From the listing below, pull each line that includes "الإختبار".
*** Data section ***
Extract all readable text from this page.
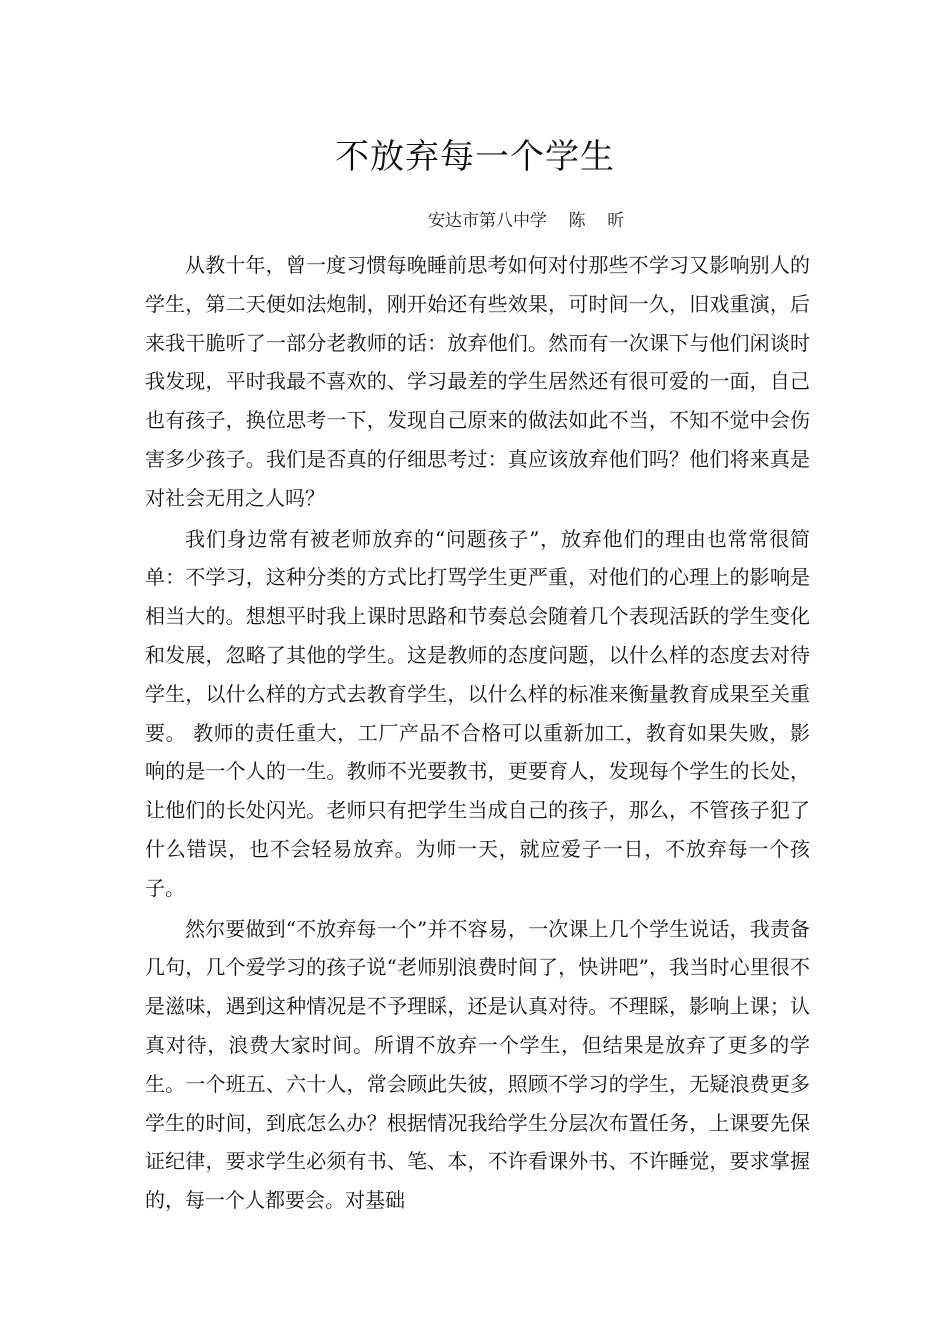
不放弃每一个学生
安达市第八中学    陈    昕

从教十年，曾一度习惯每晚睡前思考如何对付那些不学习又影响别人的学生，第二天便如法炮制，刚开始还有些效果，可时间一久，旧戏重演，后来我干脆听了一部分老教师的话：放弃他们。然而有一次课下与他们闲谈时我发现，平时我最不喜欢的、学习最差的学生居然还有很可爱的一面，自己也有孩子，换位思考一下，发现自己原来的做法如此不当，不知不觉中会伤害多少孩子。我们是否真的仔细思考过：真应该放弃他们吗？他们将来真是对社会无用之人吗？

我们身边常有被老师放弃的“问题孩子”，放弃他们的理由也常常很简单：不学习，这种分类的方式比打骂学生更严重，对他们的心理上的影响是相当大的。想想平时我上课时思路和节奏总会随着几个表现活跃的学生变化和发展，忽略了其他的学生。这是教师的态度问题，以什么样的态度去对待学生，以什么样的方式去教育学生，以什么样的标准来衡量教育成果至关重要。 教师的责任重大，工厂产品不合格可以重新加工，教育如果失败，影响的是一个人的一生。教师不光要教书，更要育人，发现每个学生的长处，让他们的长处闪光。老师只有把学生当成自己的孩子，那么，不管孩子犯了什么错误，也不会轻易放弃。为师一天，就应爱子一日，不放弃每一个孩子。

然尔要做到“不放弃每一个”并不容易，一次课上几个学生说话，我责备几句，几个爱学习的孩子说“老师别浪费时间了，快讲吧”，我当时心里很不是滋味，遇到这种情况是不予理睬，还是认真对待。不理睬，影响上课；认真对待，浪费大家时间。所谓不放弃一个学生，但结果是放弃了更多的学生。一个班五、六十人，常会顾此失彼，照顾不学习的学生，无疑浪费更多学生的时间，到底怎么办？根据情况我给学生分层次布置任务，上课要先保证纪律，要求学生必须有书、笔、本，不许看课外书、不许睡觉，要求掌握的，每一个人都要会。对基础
***
*** Data section ***
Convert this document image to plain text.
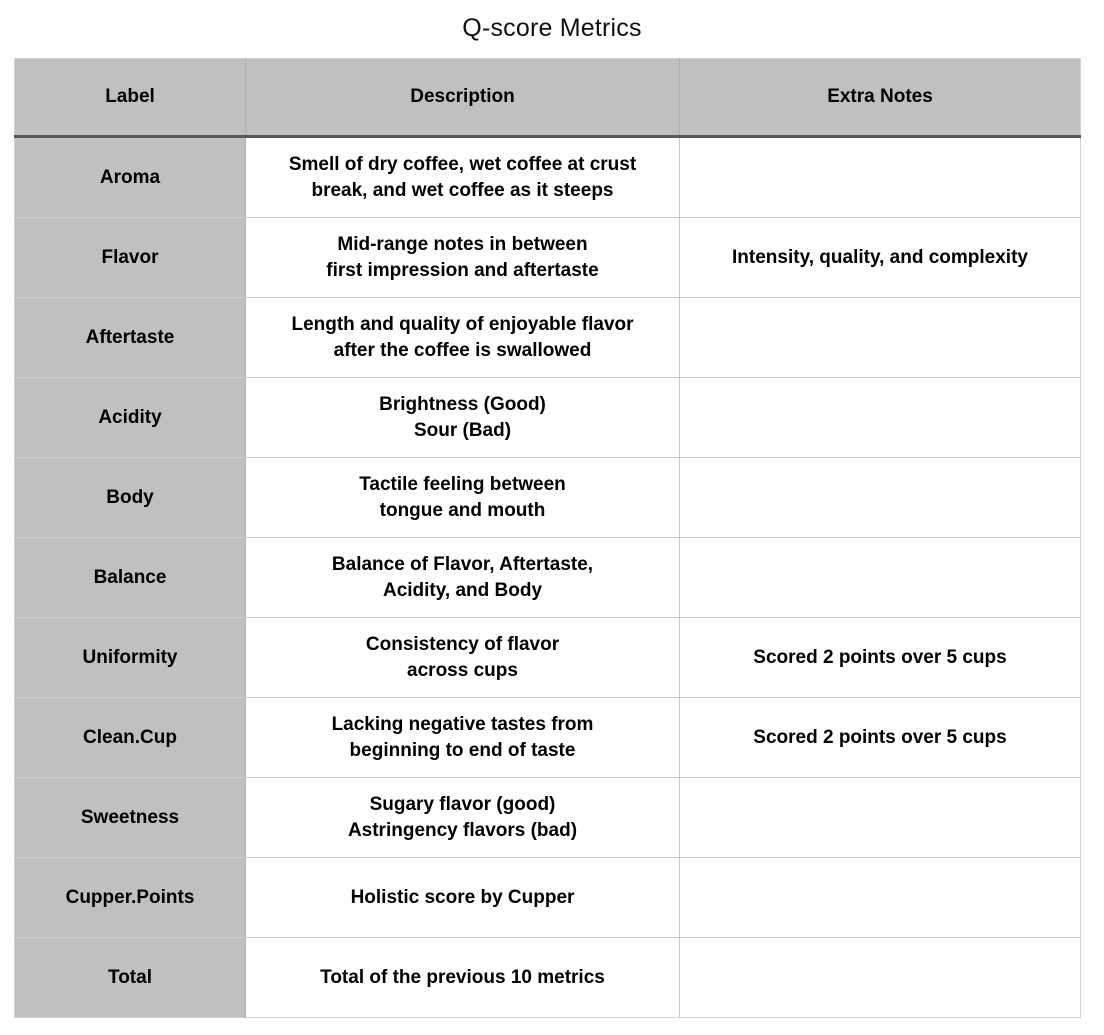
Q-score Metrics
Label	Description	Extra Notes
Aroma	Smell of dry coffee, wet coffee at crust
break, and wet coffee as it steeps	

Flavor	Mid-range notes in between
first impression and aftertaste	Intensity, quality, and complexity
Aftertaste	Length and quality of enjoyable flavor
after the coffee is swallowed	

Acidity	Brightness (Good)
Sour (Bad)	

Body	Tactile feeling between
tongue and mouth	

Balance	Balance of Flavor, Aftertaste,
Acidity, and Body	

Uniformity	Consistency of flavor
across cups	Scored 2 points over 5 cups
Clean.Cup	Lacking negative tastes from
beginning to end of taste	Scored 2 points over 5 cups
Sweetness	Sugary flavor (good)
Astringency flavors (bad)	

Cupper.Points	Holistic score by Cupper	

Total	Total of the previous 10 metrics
***
*** Data section ***
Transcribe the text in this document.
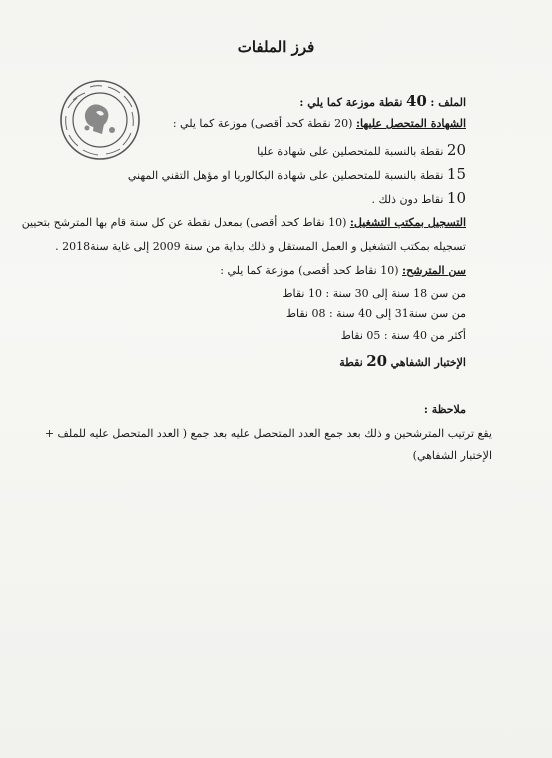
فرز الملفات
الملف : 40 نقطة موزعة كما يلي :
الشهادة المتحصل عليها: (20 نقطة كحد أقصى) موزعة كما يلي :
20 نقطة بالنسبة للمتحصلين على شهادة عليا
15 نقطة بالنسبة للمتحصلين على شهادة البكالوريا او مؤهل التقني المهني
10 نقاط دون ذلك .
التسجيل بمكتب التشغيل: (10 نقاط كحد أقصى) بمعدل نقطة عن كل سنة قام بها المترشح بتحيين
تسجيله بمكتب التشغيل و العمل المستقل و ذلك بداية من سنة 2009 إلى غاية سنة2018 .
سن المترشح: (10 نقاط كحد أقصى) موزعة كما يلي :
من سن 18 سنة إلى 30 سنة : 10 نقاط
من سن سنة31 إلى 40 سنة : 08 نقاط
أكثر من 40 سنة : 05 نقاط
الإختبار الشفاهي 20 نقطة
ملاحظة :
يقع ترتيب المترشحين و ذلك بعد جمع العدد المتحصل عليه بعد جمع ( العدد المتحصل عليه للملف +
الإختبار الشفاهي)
***
**Output for this task**
الإختبار الشفاهي 20 نقطة
الإختبار الشفاهي)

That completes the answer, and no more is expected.